Raw records
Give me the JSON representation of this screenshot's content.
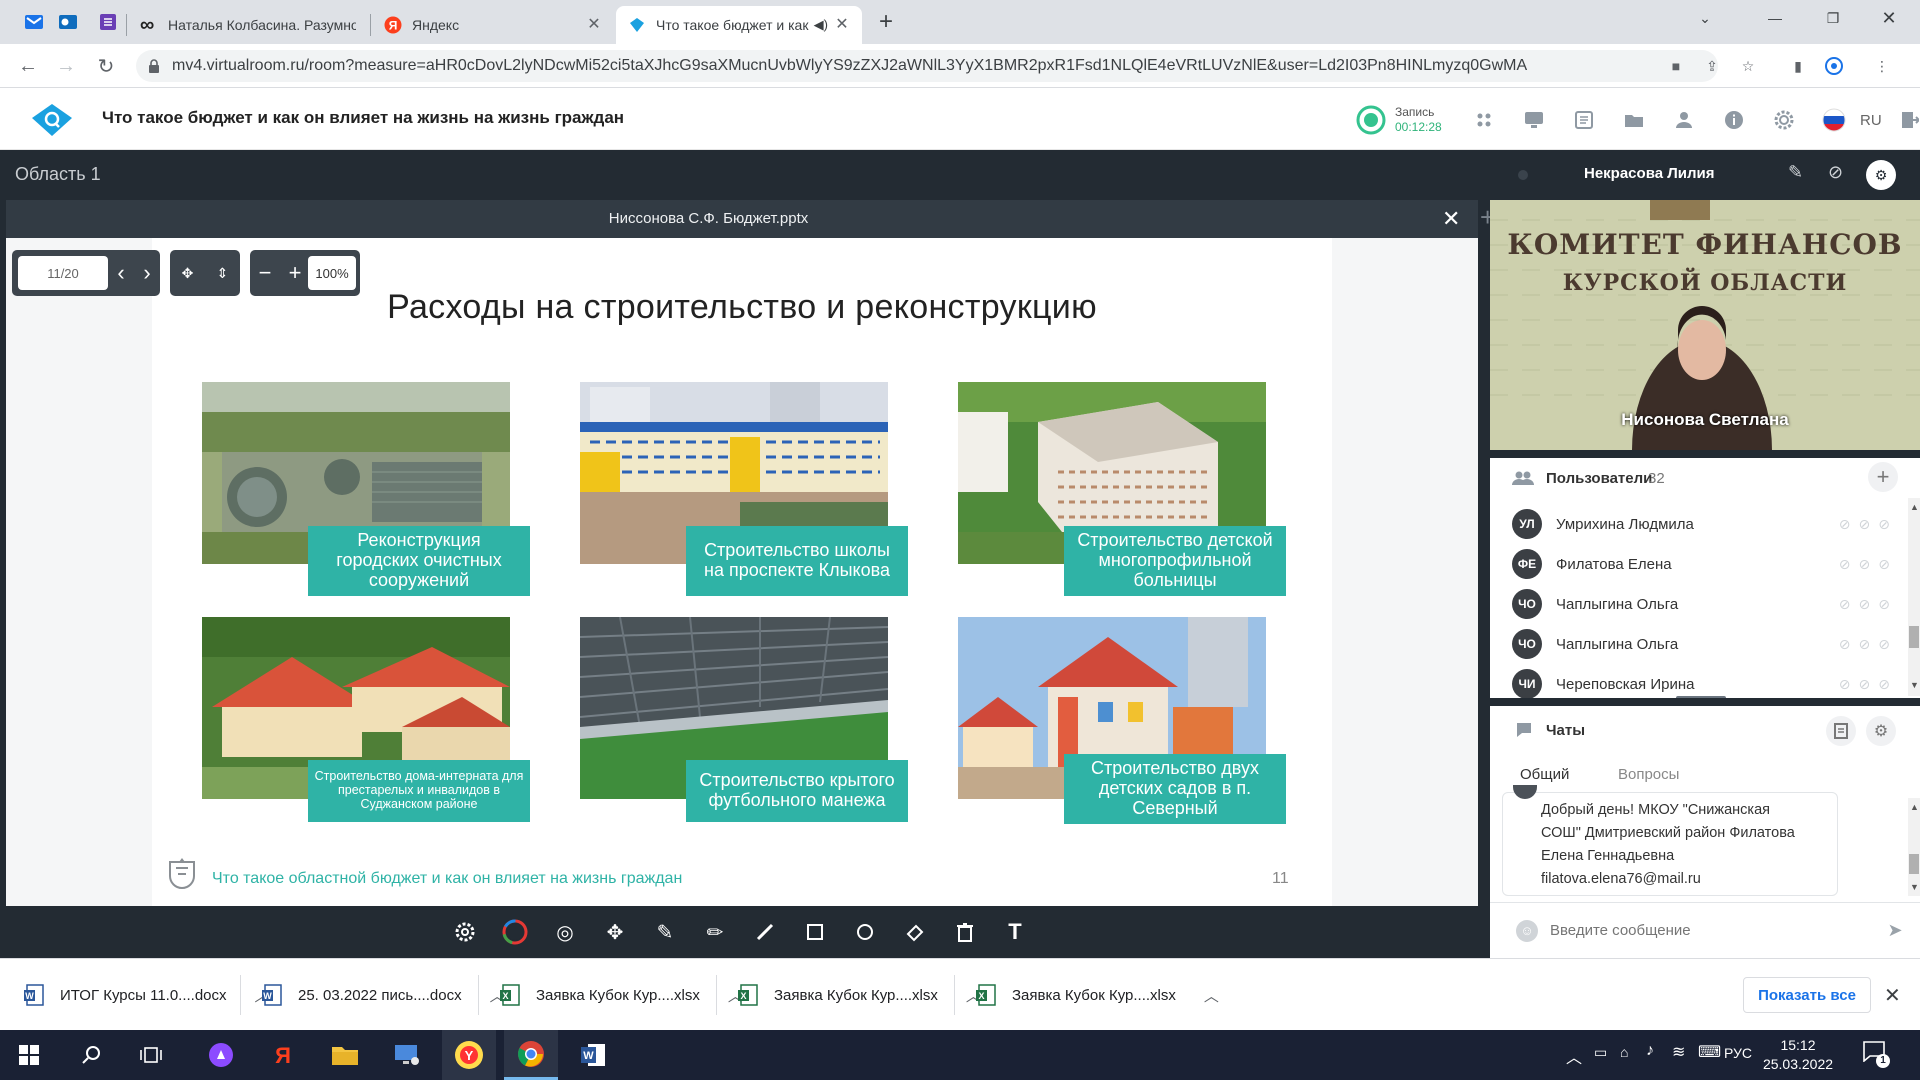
{
  "browser": {
    "tabs": [
      {
        "title": "Наталья Колбасина. Разумное п",
        "active": false
      },
      {
        "title": "Яндекс",
        "active": false
      },
      {
        "title": "Что такое бюджет и как он",
        "active": true
      }
    ],
    "url": "mv4.virtualroom.ru/room?measure=aHR0cDovL2lyNDcwMi52ci5taXJhcG9saXMucnUvbWlyYS9zZXJ2aWNlL3YyX1BMR2pxR1Fsd1NLQlE4eVRtLUVzNlE&user=Ld2I03Pn8HINLmyzq0GwMA"
  },
  "app": {
    "title": "Что такое бюджет и как он влияет на жизнь на жизнь граждан",
    "record_label": "Запись",
    "record_time": "00:12:28",
    "language": "RU",
    "accent": "#2fb3a6"
  },
  "workspace": {
    "area_label": "Область 1",
    "document_name": "Ниссонова С.Ф. Бюджет.pptx",
    "page_indicator": "11/20",
    "zoom": "100%"
  },
  "slide": {
    "title": "Расходы на строительство и реконструкцию",
    "captions": [
      "Реконструкция городских очистных сооружений",
      "Строительство школы на проспекте Клыкова",
      "Строительство детской многопрофильной больницы",
      "Строительство дома-интерната для престарелых и инвалидов в Суджанском районе",
      "Строительство крытого футбольного манежа",
      "Строительство двух детских садов в п. Северный"
    ],
    "footer": "Что такое областной бюджет и как он влияет на жизнь граждан",
    "page_number": "11"
  },
  "video": {
    "participant": "Некрасова Лилия",
    "speaker_label": "Нисонова Светлана",
    "wall_text_1": "КОМИТЕТ ФИНАНСОВ",
    "wall_text_2": "КУРСКОЙ ОБЛАСТИ"
  },
  "users": {
    "label": "Пользователи",
    "count": "32",
    "list": [
      {
        "initials": "УЛ",
        "name": "Умрихина Людмила"
      },
      {
        "initials": "ФЕ",
        "name": "Филатова Елена"
      },
      {
        "initials": "ЧО",
        "name": "Чаплыгина Ольга"
      },
      {
        "initials": "ЧО",
        "name": "Чаплыгина Ольга"
      },
      {
        "initials": "ЧИ",
        "name": "Череповская Ирина"
      }
    ]
  },
  "chats": {
    "label": "Чаты",
    "tab_general": "Общий",
    "tab_questions": "Вопросы",
    "message_lines": [
      "Добрый день! МКОУ \"Снижанская",
      "СОШ\" Дмитриевский район Филатова",
      "Елена Геннадьевна",
      "filatova.elena76@mail.ru"
    ],
    "input_placeholder": "Введите сообщение"
  },
  "downloads": {
    "items": [
      "ИТОГ Курсы 11.0....docx",
      "25. 03.2022 пись....docx",
      "Заявка Кубок Кур....xlsx",
      "Заявка Кубок Кур....xlsx",
      "Заявка Кубок Кур....xlsx"
    ],
    "show_all": "Показать все"
  },
  "taskbar": {
    "lang": "РУС",
    "time": "15:12",
    "date": "25.03.2022",
    "notifications": "1"
  }
}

* _WORK TO BE COMPLETED_:
Transcribe each entry precisely as given, leaving the pictures out.

* _WRITTEN REPLY_:
Give me the JSON representation of this screenshot's content.
{
  "browser": {
    "tabs": [
      {
        "title": "Наталья Колбасина. Разумное п",
        "active": false
      },
      {
        "title": "Яндекс",
        "active": false
      },
      {
        "title": "Что такое бюджет и как он",
        "active": true
      }
    ],
    "url": "mv4.virtualroom.ru/room?measure=aHR0cDovL2lyNDcwMi52ci5taXJhcG9saXMucnUvbWlyYS9zZXJ2aWNlL3YyX1BMR2pxR1Fsd1NLQlE4eVRtLUVzNlE&user=Ld2I03Pn8HINLmyzq0GwMA"
  },
  "app": {
    "title": "Что такое бюджет и как он влияет на жизнь на жизнь граждан",
    "record_label": "Запись",
    "record_time": "00:12:28",
    "language": "RU",
    "accent": "#2fb3a6"
  },
  "workspace": {
    "area_label": "Область 1",
    "document_name": "Ниссонова С.Ф. Бюджет.pptx",
    "page_indicator": "11/20",
    "zoom": "100%"
  },
  "slide": {
    "title": "Расходы на строительство и реконструкцию",
    "captions": [
      "Реконструкция городских очистных сооружений",
      "Строительство школы на проспекте Клыкова",
      "Строительство детской многопрофильной больницы",
      "Строительство дома-интерната для престарелых и инвалидов в Суджанском районе",
      "Строительство крытого футбольного манежа",
      "Строительство двух детских садов в п. Северный"
    ],
    "footer": "Что такое областной бюджет и как он влияет на жизнь граждан",
    "page_number": "11"
  },
  "video": {
    "participant": "Некрасова Лилия",
    "speaker_label": "Нисонова Светлана",
    "wall_text_1": "КОМИТЕТ ФИНАНСОВ",
    "wall_text_2": "КУРСКОЙ ОБЛАСТИ"
  },
  "users": {
    "label": "Пользователи",
    "count": "32",
    "list": [
      {
        "initials": "УЛ",
        "name": "Умрихина Людмила"
      },
      {
        "initials": "ФЕ",
        "name": "Филатова Елена"
      },
      {
        "initials": "ЧО",
        "name": "Чаплыгина Ольга"
      },
      {
        "initials": "ЧО",
        "name": "Чаплыгина Ольга"
      },
      {
        "initials": "ЧИ",
        "name": "Череповская Ирина"
      }
    ]
  },
  "chats": {
    "label": "Чаты",
    "tab_general": "Общий",
    "tab_questions": "Вопросы",
    "message_lines": [
      "Добрый день! МКОУ \"Снижанская",
      "СОШ\" Дмитриевский район Филатова",
      "Елена Геннадьевна",
      "filatova.elena76@mail.ru"
    ],
    "input_placeholder": "Введите сообщение"
  },
  "downloads": {
    "items": [
      "ИТОГ Курсы 11.0....docx",
      "25. 03.2022 пись....docx",
      "Заявка Кубок Кур....xlsx",
      "Заявка Кубок Кур....xlsx",
      "Заявка Кубок Кур....xlsx"
    ],
    "show_all": "Показать все"
  },
  "taskbar": {
    "lang": "РУС",
    "time": "15:12",
    "date": "25.03.2022",
    "notifications": "1"
  }
}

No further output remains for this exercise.